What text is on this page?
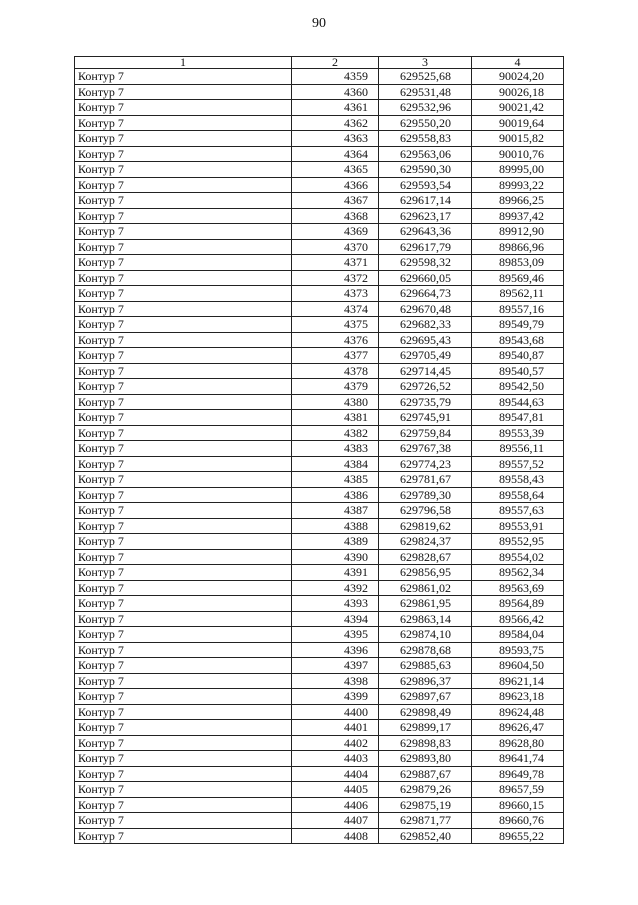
90
1	2	3	4
Контур 7	4359	629525,68	90024,20
Контур 7	4360	629531,48	90026,18
Контур 7	4361	629532,96	90021,42
Контур 7	4362	629550,20	90019,64
Контур 7	4363	629558,83	90015,82
Контур 7	4364	629563,06	90010,76
Контур 7	4365	629590,30	89995,00
Контур 7	4366	629593,54	89993,22
Контур 7	4367	629617,14	89966,25
Контур 7	4368	629623,17	89937,42
Контур 7	4369	629643,36	89912,90
Контур 7	4370	629617,79	89866,96
Контур 7	4371	629598,32	89853,09
Контур 7	4372	629660,05	89569,46
Контур 7	4373	629664,73	89562,11
Контур 7	4374	629670,48	89557,16
Контур 7	4375	629682,33	89549,79
Контур 7	4376	629695,43	89543,68
Контур 7	4377	629705,49	89540,87
Контур 7	4378	629714,45	89540,57
Контур 7	4379	629726,52	89542,50
Контур 7	4380	629735,79	89544,63
Контур 7	4381	629745,91	89547,81
Контур 7	4382	629759,84	89553,39
Контур 7	4383	629767,38	89556,11
Контур 7	4384	629774,23	89557,52
Контур 7	4385	629781,67	89558,43
Контур 7	4386	629789,30	89558,64
Контур 7	4387	629796,58	89557,63
Контур 7	4388	629819,62	89553,91
Контур 7	4389	629824,37	89552,95
Контур 7	4390	629828,67	89554,02
Контур 7	4391	629856,95	89562,34
Контур 7	4392	629861,02	89563,69
Контур 7	4393	629861,95	89564,89
Контур 7	4394	629863,14	89566,42
Контур 7	4395	629874,10	89584,04
Контур 7	4396	629878,68	89593,75
Контур 7	4397	629885,63	89604,50
Контур 7	4398	629896,37	89621,14
Контур 7	4399	629897,67	89623,18
Контур 7	4400	629898,49	89624,48
Контур 7	4401	629899,17	89626,47
Контур 7	4402	629898,83	89628,80
Контур 7	4403	629893,80	89641,74
Контур 7	4404	629887,67	89649,78
Контур 7	4405	629879,26	89657,59
Контур 7	4406	629875,19	89660,15
Контур 7	4407	629871,77	89660,76
Контур 7	4408	629852,40	89655,22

----

Your instructions:
Without including any pictures, please restate all the records exactly.

Task response:
What text is on this page?
90
1	2	3	4
Контур 7	4359	629525,68	90024,20
Контур 7	4360	629531,48	90026,18
Контур 7	4361	629532,96	90021,42
Контур 7	4362	629550,20	90019,64
Контур 7	4363	629558,83	90015,82
Контур 7	4364	629563,06	90010,76
Контур 7	4365	629590,30	89995,00
Контур 7	4366	629593,54	89993,22
Контур 7	4367	629617,14	89966,25
Контур 7	4368	629623,17	89937,42
Контур 7	4369	629643,36	89912,90
Контур 7	4370	629617,79	89866,96
Контур 7	4371	629598,32	89853,09
Контур 7	4372	629660,05	89569,46
Контур 7	4373	629664,73	89562,11
Контур 7	4374	629670,48	89557,16
Контур 7	4375	629682,33	89549,79
Контур 7	4376	629695,43	89543,68
Контур 7	4377	629705,49	89540,87
Контур 7	4378	629714,45	89540,57
Контур 7	4379	629726,52	89542,50
Контур 7	4380	629735,79	89544,63
Контур 7	4381	629745,91	89547,81
Контур 7	4382	629759,84	89553,39
Контур 7	4383	629767,38	89556,11
Контур 7	4384	629774,23	89557,52
Контур 7	4385	629781,67	89558,43
Контур 7	4386	629789,30	89558,64
Контур 7	4387	629796,58	89557,63
Контур 7	4388	629819,62	89553,91
Контур 7	4389	629824,37	89552,95
Контур 7	4390	629828,67	89554,02
Контур 7	4391	629856,95	89562,34
Контур 7	4392	629861,02	89563,69
Контур 7	4393	629861,95	89564,89
Контур 7	4394	629863,14	89566,42
Контур 7	4395	629874,10	89584,04
Контур 7	4396	629878,68	89593,75
Контур 7	4397	629885,63	89604,50
Контур 7	4398	629896,37	89621,14
Контур 7	4399	629897,67	89623,18
Контур 7	4400	629898,49	89624,48
Контур 7	4401	629899,17	89626,47
Контур 7	4402	629898,83	89628,80
Контур 7	4403	629893,80	89641,74
Контур 7	4404	629887,67	89649,78
Контур 7	4405	629879,26	89657,59
Контур 7	4406	629875,19	89660,15
Контур 7	4407	629871,77	89660,76
Контур 7	4408	629852,40	89655,22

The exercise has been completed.